**Required task**
From the entries below, copy every line where the string "censorship" appears.

=-=-=

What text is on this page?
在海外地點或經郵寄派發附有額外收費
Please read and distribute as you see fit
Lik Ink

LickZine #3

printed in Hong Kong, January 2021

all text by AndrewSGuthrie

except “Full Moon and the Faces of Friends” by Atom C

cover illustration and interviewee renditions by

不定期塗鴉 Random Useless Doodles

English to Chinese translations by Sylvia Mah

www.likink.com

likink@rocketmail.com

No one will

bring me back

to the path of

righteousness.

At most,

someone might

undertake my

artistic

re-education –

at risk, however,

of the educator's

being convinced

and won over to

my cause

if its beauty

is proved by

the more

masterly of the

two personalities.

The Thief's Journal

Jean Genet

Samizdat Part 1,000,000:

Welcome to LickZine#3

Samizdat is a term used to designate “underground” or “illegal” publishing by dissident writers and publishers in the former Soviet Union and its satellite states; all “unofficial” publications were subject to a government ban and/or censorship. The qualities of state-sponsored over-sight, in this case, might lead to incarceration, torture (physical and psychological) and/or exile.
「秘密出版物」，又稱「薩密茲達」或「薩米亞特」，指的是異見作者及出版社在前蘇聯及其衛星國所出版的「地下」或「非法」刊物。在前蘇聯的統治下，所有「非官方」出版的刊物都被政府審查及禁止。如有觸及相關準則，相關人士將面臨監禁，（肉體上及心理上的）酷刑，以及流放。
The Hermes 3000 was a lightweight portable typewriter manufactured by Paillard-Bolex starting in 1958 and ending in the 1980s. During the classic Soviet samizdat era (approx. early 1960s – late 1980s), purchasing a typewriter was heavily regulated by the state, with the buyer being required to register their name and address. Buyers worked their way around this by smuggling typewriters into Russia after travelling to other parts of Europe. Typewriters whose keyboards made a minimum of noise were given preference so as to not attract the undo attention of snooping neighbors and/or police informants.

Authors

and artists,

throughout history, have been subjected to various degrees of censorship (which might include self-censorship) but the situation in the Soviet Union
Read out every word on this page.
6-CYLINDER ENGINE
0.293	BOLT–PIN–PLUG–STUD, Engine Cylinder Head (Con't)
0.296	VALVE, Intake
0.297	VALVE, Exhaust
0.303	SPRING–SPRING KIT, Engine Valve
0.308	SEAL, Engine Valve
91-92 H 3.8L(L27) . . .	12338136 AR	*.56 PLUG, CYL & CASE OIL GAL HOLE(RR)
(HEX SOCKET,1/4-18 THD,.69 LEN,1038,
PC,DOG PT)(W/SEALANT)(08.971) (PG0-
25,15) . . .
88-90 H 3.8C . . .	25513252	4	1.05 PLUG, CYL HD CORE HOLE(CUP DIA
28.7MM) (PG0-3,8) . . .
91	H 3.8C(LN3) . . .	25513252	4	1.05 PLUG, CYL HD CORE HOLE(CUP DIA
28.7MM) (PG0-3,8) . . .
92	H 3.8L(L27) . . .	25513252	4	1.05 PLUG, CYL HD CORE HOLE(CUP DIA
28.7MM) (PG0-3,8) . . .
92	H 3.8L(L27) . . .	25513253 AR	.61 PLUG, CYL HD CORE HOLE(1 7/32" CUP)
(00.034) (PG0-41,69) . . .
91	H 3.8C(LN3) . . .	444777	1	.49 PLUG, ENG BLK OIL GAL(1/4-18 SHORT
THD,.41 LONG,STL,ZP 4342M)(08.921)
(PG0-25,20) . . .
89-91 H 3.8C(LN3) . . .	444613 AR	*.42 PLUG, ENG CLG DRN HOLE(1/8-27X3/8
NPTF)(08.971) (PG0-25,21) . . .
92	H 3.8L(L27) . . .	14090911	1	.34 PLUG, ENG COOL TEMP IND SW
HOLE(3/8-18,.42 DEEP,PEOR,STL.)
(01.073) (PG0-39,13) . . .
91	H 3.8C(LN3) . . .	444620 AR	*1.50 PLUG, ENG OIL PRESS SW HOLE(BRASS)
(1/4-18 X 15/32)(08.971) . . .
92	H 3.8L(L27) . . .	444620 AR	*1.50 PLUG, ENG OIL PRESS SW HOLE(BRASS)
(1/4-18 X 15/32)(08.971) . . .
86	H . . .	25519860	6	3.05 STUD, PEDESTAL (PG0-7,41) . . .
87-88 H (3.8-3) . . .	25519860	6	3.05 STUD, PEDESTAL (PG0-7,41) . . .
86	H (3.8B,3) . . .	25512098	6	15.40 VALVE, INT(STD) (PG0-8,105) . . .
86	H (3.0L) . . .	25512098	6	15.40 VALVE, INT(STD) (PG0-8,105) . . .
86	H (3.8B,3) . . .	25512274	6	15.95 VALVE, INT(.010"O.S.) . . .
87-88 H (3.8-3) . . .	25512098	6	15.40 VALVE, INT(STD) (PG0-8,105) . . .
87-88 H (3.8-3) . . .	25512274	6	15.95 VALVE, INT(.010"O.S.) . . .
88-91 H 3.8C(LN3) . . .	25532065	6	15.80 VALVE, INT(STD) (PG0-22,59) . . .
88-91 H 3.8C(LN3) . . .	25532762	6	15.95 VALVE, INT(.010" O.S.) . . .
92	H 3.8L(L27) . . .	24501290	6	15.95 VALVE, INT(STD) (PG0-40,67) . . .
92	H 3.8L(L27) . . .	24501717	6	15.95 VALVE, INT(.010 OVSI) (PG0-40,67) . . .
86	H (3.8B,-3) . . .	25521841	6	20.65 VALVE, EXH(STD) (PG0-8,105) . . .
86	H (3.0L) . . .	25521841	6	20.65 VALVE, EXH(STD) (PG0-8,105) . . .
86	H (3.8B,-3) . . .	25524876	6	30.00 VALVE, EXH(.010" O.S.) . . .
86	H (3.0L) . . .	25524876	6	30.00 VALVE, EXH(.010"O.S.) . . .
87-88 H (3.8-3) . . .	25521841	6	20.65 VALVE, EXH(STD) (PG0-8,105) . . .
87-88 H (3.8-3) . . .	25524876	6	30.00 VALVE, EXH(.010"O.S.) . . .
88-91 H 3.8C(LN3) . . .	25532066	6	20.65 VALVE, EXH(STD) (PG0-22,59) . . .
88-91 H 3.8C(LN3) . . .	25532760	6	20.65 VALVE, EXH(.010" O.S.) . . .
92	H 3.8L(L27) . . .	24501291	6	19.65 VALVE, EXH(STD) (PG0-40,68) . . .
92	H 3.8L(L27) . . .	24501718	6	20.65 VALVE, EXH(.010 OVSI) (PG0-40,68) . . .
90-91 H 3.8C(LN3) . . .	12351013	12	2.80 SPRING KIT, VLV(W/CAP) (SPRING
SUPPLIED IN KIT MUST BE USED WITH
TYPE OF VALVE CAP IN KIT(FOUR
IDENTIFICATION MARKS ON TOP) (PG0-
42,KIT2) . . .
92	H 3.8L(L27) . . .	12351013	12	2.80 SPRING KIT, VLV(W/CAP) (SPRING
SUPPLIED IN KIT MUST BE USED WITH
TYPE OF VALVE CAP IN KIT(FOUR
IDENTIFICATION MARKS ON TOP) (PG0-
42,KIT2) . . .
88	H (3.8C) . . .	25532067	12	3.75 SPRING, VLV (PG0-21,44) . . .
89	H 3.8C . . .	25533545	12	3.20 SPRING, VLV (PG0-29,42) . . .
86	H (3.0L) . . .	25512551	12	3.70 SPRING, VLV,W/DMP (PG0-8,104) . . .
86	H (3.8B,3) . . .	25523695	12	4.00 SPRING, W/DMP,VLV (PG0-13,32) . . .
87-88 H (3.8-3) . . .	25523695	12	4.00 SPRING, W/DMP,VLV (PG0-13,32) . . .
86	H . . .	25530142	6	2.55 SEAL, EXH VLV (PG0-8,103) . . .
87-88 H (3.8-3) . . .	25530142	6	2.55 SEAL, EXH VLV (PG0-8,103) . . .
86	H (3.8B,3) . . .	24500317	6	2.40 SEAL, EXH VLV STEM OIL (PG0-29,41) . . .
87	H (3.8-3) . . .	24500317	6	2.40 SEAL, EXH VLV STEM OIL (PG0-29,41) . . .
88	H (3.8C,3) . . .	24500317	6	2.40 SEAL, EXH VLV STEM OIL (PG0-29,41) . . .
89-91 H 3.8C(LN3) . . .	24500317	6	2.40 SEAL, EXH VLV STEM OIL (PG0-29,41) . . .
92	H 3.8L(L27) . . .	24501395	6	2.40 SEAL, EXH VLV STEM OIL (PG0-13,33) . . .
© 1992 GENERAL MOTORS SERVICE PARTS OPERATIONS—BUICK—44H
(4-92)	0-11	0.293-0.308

=-=-=

**Solution**
Samizdat is a term used to designate “underground” or “illegal” publishing by dissident writers and publishers in the former Soviet Union and its satellite states; all “unofficial” publications were subject to a government ban and/or censorship. The qualities of state-sponsored over-sight, in this case, might lead to incarceration, torture (physical and psychological) and/or exile.
throughout history, have been subjected to various degrees of censorship (which might include self-censorship) but the situation in the Soviet Union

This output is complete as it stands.